Dataset records:

# # # #

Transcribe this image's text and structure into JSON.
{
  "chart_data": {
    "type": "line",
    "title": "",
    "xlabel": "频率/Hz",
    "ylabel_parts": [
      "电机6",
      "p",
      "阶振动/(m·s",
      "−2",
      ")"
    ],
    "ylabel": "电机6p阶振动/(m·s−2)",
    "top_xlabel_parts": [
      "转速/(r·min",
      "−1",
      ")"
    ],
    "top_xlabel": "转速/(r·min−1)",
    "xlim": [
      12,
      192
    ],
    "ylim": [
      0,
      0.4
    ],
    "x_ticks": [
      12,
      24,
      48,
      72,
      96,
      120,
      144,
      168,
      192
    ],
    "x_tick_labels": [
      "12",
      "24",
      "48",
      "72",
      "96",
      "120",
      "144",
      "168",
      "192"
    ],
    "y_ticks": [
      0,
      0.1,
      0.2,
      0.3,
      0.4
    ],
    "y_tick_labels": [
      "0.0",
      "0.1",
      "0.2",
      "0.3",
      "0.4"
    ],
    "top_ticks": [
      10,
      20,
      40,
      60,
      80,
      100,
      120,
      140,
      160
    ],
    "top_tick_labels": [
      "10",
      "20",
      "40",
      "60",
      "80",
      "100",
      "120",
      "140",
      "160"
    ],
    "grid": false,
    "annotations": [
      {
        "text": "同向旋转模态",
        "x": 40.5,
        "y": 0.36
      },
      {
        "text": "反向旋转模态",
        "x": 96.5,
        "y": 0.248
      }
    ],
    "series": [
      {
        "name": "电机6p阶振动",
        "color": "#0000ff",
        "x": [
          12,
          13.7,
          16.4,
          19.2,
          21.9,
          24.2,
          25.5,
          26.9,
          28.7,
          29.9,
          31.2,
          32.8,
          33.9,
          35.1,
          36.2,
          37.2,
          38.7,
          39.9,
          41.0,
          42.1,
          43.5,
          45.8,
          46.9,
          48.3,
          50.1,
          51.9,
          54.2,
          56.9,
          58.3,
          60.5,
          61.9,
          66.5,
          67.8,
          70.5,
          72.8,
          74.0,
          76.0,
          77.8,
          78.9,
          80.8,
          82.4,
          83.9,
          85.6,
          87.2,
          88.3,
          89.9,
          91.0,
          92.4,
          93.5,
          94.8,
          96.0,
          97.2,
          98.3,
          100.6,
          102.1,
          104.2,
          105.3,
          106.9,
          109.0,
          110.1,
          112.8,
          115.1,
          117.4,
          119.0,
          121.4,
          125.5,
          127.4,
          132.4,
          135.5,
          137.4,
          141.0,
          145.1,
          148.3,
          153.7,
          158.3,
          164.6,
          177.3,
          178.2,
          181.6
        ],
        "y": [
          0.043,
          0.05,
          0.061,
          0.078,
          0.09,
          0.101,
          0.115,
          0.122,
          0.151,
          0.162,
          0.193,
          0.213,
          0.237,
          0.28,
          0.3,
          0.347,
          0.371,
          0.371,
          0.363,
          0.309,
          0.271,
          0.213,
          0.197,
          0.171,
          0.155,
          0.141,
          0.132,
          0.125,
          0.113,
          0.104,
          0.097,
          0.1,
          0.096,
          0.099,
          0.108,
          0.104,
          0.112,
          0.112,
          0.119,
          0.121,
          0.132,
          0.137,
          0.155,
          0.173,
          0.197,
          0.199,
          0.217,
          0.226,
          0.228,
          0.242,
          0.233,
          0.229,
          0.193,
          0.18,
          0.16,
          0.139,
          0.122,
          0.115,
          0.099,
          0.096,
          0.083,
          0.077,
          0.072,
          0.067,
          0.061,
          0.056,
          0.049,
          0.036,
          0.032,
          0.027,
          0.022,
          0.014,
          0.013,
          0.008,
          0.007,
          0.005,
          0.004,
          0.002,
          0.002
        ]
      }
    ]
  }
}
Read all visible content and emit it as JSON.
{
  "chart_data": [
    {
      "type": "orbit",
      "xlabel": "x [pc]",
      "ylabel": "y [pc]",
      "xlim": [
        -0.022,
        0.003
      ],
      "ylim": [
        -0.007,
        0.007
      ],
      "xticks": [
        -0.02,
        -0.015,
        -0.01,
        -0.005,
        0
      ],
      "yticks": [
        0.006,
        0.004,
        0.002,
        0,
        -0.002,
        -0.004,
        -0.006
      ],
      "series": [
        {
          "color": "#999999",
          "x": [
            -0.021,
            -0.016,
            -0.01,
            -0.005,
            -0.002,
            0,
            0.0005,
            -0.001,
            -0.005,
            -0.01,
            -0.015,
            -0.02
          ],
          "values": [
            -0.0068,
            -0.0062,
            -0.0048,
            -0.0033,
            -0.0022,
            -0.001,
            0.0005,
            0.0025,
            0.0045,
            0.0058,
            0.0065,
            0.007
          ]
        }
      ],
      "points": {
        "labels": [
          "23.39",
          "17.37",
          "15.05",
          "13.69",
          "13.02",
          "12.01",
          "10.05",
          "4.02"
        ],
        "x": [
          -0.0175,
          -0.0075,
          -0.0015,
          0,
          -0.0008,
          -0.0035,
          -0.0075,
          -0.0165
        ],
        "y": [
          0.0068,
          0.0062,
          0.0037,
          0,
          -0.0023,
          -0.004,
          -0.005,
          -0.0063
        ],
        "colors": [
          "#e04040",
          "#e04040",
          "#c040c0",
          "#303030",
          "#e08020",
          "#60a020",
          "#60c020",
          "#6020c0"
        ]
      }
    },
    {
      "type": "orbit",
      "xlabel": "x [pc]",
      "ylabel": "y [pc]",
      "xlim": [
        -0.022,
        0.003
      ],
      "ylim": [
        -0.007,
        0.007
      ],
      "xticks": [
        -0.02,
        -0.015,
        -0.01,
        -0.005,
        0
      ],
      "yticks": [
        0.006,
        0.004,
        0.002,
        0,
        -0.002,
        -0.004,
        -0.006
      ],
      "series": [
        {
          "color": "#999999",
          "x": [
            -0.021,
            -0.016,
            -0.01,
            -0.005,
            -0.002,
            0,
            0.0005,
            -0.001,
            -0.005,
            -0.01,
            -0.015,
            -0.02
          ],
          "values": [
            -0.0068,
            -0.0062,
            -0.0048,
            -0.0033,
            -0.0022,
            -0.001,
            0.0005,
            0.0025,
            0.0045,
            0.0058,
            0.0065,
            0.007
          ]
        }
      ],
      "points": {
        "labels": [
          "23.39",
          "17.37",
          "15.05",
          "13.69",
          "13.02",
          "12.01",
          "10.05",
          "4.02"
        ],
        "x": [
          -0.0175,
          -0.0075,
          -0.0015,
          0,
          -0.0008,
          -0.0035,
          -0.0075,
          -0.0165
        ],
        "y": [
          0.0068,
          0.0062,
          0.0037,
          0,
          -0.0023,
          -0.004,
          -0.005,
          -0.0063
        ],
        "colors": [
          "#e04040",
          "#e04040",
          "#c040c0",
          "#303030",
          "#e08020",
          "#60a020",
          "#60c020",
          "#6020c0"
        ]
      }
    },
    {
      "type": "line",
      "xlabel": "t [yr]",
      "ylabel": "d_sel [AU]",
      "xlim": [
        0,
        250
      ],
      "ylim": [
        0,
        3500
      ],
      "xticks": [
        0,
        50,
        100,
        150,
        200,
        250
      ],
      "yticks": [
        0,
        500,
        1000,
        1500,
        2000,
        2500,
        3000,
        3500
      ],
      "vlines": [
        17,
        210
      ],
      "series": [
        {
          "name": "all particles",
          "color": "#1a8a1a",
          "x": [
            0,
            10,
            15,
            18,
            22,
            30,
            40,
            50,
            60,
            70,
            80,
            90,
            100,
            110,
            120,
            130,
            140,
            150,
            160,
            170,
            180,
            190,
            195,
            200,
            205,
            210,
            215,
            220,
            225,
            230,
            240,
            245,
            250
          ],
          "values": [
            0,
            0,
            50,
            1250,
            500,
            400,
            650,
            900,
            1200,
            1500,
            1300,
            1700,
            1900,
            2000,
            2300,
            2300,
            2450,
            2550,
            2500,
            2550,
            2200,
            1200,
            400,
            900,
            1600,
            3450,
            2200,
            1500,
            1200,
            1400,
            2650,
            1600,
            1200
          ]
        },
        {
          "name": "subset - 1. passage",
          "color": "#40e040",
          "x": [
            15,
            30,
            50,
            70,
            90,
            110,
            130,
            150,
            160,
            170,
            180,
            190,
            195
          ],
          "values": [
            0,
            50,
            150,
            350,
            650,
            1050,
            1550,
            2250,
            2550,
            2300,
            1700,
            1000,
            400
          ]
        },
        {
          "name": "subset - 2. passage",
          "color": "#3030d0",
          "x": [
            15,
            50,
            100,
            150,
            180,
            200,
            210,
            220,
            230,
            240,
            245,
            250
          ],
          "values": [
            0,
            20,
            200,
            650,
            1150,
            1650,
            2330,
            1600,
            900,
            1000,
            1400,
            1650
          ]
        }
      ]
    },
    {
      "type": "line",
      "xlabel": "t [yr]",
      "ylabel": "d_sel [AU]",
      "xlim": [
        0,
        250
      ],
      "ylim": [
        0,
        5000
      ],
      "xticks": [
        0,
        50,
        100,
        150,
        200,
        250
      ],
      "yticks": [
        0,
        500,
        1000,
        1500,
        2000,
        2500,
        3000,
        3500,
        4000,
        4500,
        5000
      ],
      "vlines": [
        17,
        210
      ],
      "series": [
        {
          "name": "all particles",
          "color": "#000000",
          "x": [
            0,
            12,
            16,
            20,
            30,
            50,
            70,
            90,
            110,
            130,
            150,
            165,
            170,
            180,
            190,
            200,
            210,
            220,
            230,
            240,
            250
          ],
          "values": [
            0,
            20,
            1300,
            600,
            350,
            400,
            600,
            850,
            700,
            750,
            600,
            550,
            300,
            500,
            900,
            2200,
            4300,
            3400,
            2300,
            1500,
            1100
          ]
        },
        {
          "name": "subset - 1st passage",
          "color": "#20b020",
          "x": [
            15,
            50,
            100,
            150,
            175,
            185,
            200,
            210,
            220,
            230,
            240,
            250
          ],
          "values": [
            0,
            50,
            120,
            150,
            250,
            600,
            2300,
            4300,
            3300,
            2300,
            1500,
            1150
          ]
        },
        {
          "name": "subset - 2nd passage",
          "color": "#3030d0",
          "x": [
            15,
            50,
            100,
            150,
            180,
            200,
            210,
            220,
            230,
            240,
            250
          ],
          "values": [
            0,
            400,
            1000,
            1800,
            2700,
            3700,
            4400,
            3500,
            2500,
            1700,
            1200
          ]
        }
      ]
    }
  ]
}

# # # #

EXERCISE DESCRIPTION
Look above for lines with the word "passage" and copy them all.

FULL SOLUTION
          "name": "subset - 1. passage",
          "name": "subset - 2. passage",
          "name": "subset - 1st passage",
          "name": "subset - 2nd passage",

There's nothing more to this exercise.